THE INPUT -

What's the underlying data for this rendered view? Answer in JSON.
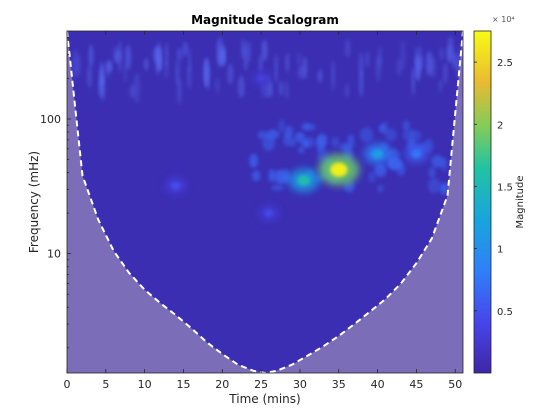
{
  "chart_data": {
    "type": "heatmap",
    "title": "Magnitude Scalogram",
    "xlabel": "Time (mins)",
    "ylabel": "Frequency (mHz)",
    "xlim": [
      0,
      51
    ],
    "ylim": [
      1.3,
      450
    ],
    "yscale": "log",
    "x_ticks": [
      0,
      5,
      10,
      15,
      20,
      25,
      30,
      35,
      40,
      45,
      50
    ],
    "y_ticks": [
      10,
      100
    ],
    "colorbar": {
      "label": "Magnitude",
      "exponent_label": "× 10⁴",
      "ticks": [
        0.5,
        1,
        1.5,
        2,
        2.5
      ],
      "range": [
        0,
        2.75
      ],
      "colormap": "parula"
    },
    "cone_of_influence": {
      "style": "white dashed",
      "x": [
        0,
        2,
        4,
        6,
        8,
        10,
        12,
        14,
        16,
        18,
        20,
        22,
        24,
        25.5,
        27,
        29,
        31,
        33,
        35,
        37,
        39,
        41,
        43,
        45,
        47,
        49,
        51
      ],
      "freq": [
        450,
        38,
        18,
        10.5,
        7.2,
        5.4,
        4.3,
        3.5,
        2.8,
        2.2,
        1.8,
        1.5,
        1.35,
        1.3,
        1.35,
        1.5,
        1.75,
        2.05,
        2.45,
        3.0,
        3.7,
        4.6,
        6.0,
        8.5,
        13,
        27,
        450
      ]
    },
    "features": [
      {
        "x": 35,
        "freq": 42,
        "magnitude": 2.7
      },
      {
        "x": 30.5,
        "freq": 35,
        "magnitude": 1.6
      },
      {
        "x": 40,
        "freq": 55,
        "magnitude": 1.2
      },
      {
        "x": 45,
        "freq": 55,
        "magnitude": 0.8
      },
      {
        "x": 14,
        "freq": 32,
        "magnitude": 0.5
      },
      {
        "x": 26,
        "freq": 20,
        "magnitude": 0.45
      },
      {
        "x": 25,
        "freq": 200,
        "magnitude": 0.35
      }
    ]
  }
}
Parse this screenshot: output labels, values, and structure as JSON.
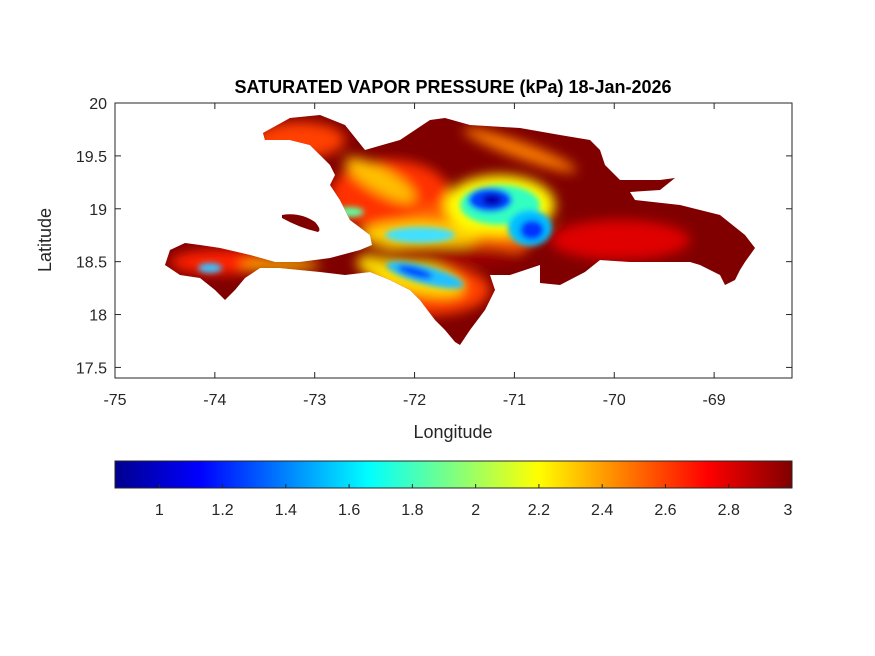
{
  "chart_data": {
    "type": "heatmap",
    "title": "SATURATED VAPOR PRESSURE (kPa) 18-Jan-2026",
    "xlabel": "Longitude",
    "ylabel": "Latitude",
    "xlim": [
      -75,
      -68.22
    ],
    "ylim": [
      17.4,
      20
    ],
    "xticks": [
      -75,
      -74,
      -73,
      -72,
      -71,
      -70,
      -69
    ],
    "xtick_labels": [
      "-75",
      "-74",
      "-73",
      "-72",
      "-71",
      "-70",
      "-69"
    ],
    "yticks": [
      17.5,
      18,
      18.5,
      19,
      19.5,
      20
    ],
    "ytick_labels": [
      "17.5",
      "18",
      "18.5",
      "19",
      "19.5",
      "20"
    ],
    "colormap": "jet",
    "clim": [
      0.86,
      3.0
    ],
    "colorbar": {
      "location": "southoutside",
      "ticks": [
        1,
        1.2,
        1.4,
        1.6,
        1.8,
        2,
        2.2,
        2.4,
        2.6,
        2.8,
        3
      ],
      "tick_labels": [
        "1",
        "1.2",
        "1.4",
        "1.6",
        "1.8",
        "2",
        "2.2",
        "2.4",
        "2.6",
        "2.8",
        "3"
      ]
    },
    "grid": false,
    "colors": {
      "dark_red": "#800000",
      "red": "#ff0000",
      "orange": "#ff8000",
      "yellow": "#ffff00",
      "cyan": "#00ffff",
      "blue": "#0000ff",
      "dark_blue": "#00008f"
    }
  }
}
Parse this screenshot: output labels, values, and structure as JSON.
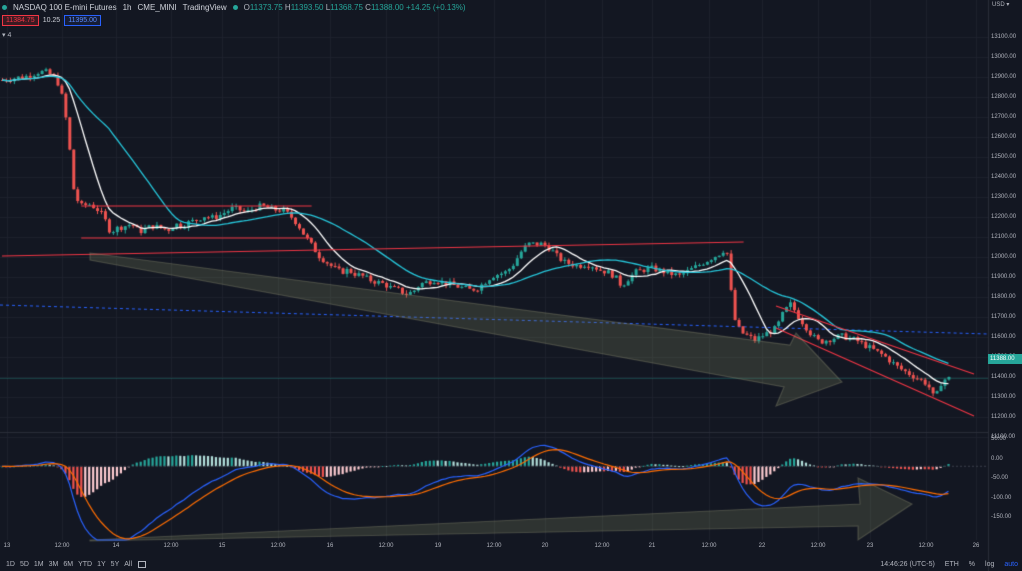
{
  "header": {
    "symbol": "NASDAQ 100 E-mini Futures",
    "interval": "1h",
    "exchange": "CME_MINI",
    "source": "TradingView",
    "o_label": "O",
    "o_val": "11373.75",
    "h_label": "H",
    "h_val": "11393.50",
    "l_label": "L",
    "l_val": "11368.75",
    "c_label": "C",
    "c_val": "11388.00",
    "change": "+14.25 (+0.13%)"
  },
  "trade": {
    "bid": "11384.75",
    "spread": "10.25",
    "ask": "11395.00"
  },
  "indicator_toggle": "▾ 4",
  "price_axis": {
    "currency": "USD ▾",
    "labels": [
      "13100.00",
      "13000.00",
      "12900.00",
      "12800.00",
      "12700.00",
      "12600.00",
      "12500.00",
      "12400.00",
      "12300.00",
      "12200.00",
      "12100.00",
      "12000.00",
      "11900.00",
      "11800.00",
      "11700.00",
      "11600.00",
      "11500.00",
      "11400.00",
      "11300.00",
      "11200.00",
      "11100.00"
    ],
    "current": "11388.00"
  },
  "macd_axis": {
    "labels": [
      "50.00",
      "0.00",
      "-50.00",
      "-100.00",
      "-150.00"
    ]
  },
  "time_axis": {
    "labels": [
      "13",
      "12:00",
      "14",
      "12:00",
      "15",
      "12:00",
      "16",
      "12:00",
      "19",
      "12:00",
      "20",
      "12:00",
      "21",
      "12:00",
      "22",
      "12:00",
      "23",
      "12:00",
      "26"
    ]
  },
  "bottom_bar": {
    "ranges": [
      "1D",
      "5D",
      "1M",
      "3M",
      "6M",
      "YTD",
      "1Y",
      "5Y",
      "All"
    ],
    "time": "14:46:26 (UTC-5)",
    "session": "ETH",
    "pct": "%",
    "log": "log",
    "auto": "auto"
  },
  "colors": {
    "bg": "#131722",
    "up": "#26a69a",
    "down": "#ef5350",
    "ma_fast": "#ffffff",
    "ma_slow": "#26c6da",
    "macd": "#2962ff",
    "signal": "#ff6d00",
    "trendline": "#f23645"
  },
  "chart_data": {
    "type": "candlestick",
    "price_axis_range": [
      11100,
      13100
    ],
    "close_path": [
      [
        0,
        12880
      ],
      [
        14,
        12900
      ],
      [
        20,
        12920
      ],
      [
        24,
        12920
      ],
      [
        28,
        12900
      ],
      [
        32,
        12850
      ],
      [
        36,
        12650
      ],
      [
        40,
        12300
      ],
      [
        44,
        12250
      ],
      [
        48,
        12260
      ],
      [
        52,
        12240
      ],
      [
        56,
        12200
      ],
      [
        60,
        12120
      ],
      [
        64,
        12140
      ],
      [
        68,
        12150
      ],
      [
        72,
        12160
      ],
      [
        76,
        12120
      ],
      [
        80,
        12140
      ],
      [
        84,
        12150
      ],
      [
        88,
        12140
      ],
      [
        92,
        12130
      ],
      [
        96,
        12160
      ],
      [
        100,
        12150
      ],
      [
        104,
        12170
      ],
      [
        108,
        12180
      ],
      [
        112,
        12200
      ],
      [
        116,
        12190
      ],
      [
        120,
        12200
      ],
      [
        124,
        12220
      ],
      [
        128,
        12240
      ],
      [
        132,
        12230
      ],
      [
        136,
        12220
      ],
      [
        140,
        12240
      ],
      [
        144,
        12250
      ],
      [
        148,
        12240
      ],
      [
        152,
        12230
      ],
      [
        156,
        12230
      ],
      [
        160,
        12200
      ],
      [
        164,
        12160
      ],
      [
        168,
        12100
      ],
      [
        172,
        12050
      ],
      [
        176,
        12000
      ],
      [
        180,
        11970
      ],
      [
        184,
        11940
      ],
      [
        188,
        11920
      ],
      [
        192,
        11930
      ],
      [
        196,
        11910
      ],
      [
        200,
        11900
      ],
      [
        204,
        11880
      ],
      [
        208,
        11870
      ],
      [
        212,
        11860
      ],
      [
        216,
        11840
      ],
      [
        220,
        11830
      ],
      [
        224,
        11810
      ],
      [
        228,
        11820
      ],
      [
        232,
        11860
      ],
      [
        236,
        11870
      ],
      [
        240,
        11880
      ],
      [
        244,
        11870
      ],
      [
        248,
        11860
      ],
      [
        252,
        11850
      ],
      [
        256,
        11840
      ],
      [
        260,
        11830
      ],
      [
        264,
        11840
      ],
      [
        268,
        11870
      ],
      [
        272,
        11900
      ],
      [
        276,
        11910
      ],
      [
        280,
        11920
      ],
      [
        284,
        11960
      ],
      [
        288,
        12020
      ],
      [
        292,
        12060
      ],
      [
        296,
        12060
      ],
      [
        300,
        12060
      ],
      [
        304,
        12040
      ],
      [
        308,
        12000
      ],
      [
        312,
        11970
      ],
      [
        316,
        11960
      ],
      [
        320,
        11950
      ],
      [
        324,
        11960
      ],
      [
        328,
        11950
      ],
      [
        332,
        11930
      ],
      [
        336,
        11920
      ],
      [
        340,
        11900
      ],
      [
        344,
        11850
      ],
      [
        348,
        11890
      ],
      [
        352,
        11920
      ],
      [
        356,
        11930
      ],
      [
        360,
        11940
      ],
      [
        364,
        11930
      ],
      [
        368,
        11920
      ],
      [
        372,
        11910
      ],
      [
        376,
        11900
      ],
      [
        380,
        11920
      ],
      [
        384,
        11940
      ],
      [
        388,
        11960
      ],
      [
        392,
        11980
      ],
      [
        396,
        12000
      ],
      [
        400,
        12020
      ],
      [
        402,
        12060
      ],
      [
        404,
        11900
      ],
      [
        406,
        11700
      ],
      [
        410,
        11620
      ],
      [
        414,
        11600
      ],
      [
        418,
        11580
      ],
      [
        422,
        11600
      ],
      [
        426,
        11620
      ],
      [
        430,
        11640
      ],
      [
        434,
        11720
      ],
      [
        438,
        11760
      ],
      [
        442,
        11700
      ],
      [
        446,
        11650
      ],
      [
        450,
        11600
      ],
      [
        454,
        11570
      ],
      [
        458,
        11580
      ],
      [
        462,
        11590
      ],
      [
        466,
        11600
      ],
      [
        470,
        11590
      ],
      [
        474,
        11580
      ],
      [
        478,
        11560
      ],
      [
        482,
        11540
      ],
      [
        486,
        11520
      ],
      [
        490,
        11500
      ],
      [
        494,
        11470
      ],
      [
        498,
        11440
      ],
      [
        502,
        11420
      ],
      [
        506,
        11400
      ],
      [
        510,
        11380
      ],
      [
        514,
        11360
      ],
      [
        518,
        11280
      ],
      [
        522,
        11380
      ],
      [
        526,
        11388
      ]
    ],
    "trendlines": [
      {
        "from": [
          0,
          12000
        ],
        "to": [
          412,
          12070
        ]
      },
      {
        "from": [
          44,
          12250
        ],
        "to": [
          172,
          12250
        ]
      },
      {
        "from": [
          44,
          12090
        ],
        "to": [
          172,
          12090
        ]
      },
      {
        "from": [
          430,
          11750
        ],
        "to": [
          540,
          11410
        ]
      },
      {
        "from": [
          430,
          11640
        ],
        "to": [
          540,
          11200
        ]
      }
    ],
    "macd_axis_range": [
      -170,
      70
    ]
  }
}
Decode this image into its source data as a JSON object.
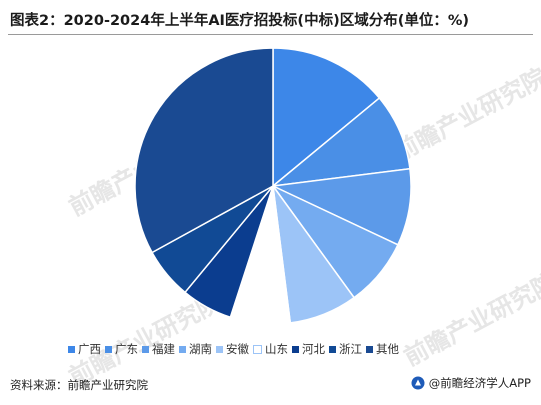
{
  "header": {
    "title": "图表2：2020-2024年上半年AI医疗招投标(中标)区域分布(单位：%)"
  },
  "footer": {
    "source": "资料来源：前瞻产业研究院",
    "brand": "@前瞻经济学人APP"
  },
  "watermark": {
    "text": "前瞻产业研究院"
  },
  "chart_data": {
    "type": "pie",
    "title": "图表2：2020-2024年上半年AI医疗招投标(中标)区域分布(单位：%)",
    "start_angle": "12 o'clock, clockwise",
    "legend_position": "bottom",
    "slices": [
      {
        "label": "广西",
        "value": 14,
        "color": "#3d87e8"
      },
      {
        "label": "广东",
        "value": 9,
        "color": "#4a8fe6"
      },
      {
        "label": "福建",
        "value": 9,
        "color": "#5c9ae9"
      },
      {
        "label": "湖南",
        "value": 8,
        "color": "#74abf0"
      },
      {
        "label": "安徽",
        "value": 8,
        "color": "#9cc4f7"
      },
      {
        "label": "山东",
        "value": 7,
        "color": "#ffffff"
      },
      {
        "label": "河北",
        "value": 6,
        "color": "#0b3d8f"
      },
      {
        "label": "浙江",
        "value": 6,
        "color": "#114a95"
      },
      {
        "label": "其他",
        "value": 33,
        "color": "#1a4a92"
      }
    ]
  }
}
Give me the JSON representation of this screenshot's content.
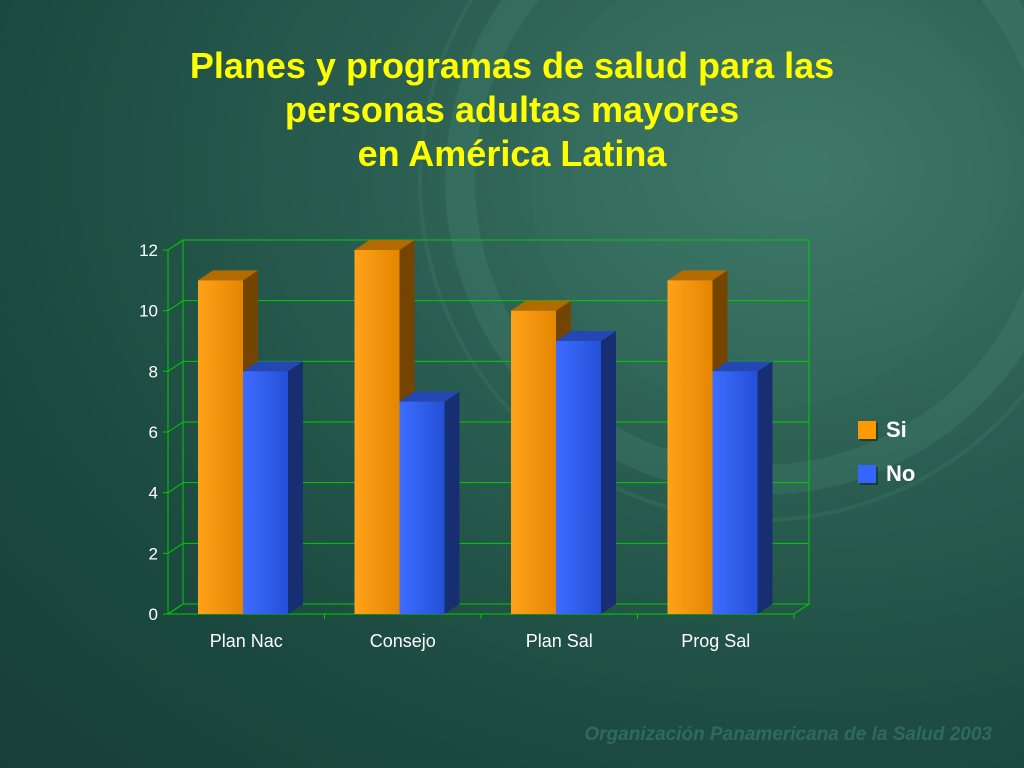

BRIEF - Within the entries above, work out how many lines contain the word "title". The number alone is the answer.

RESULT - 4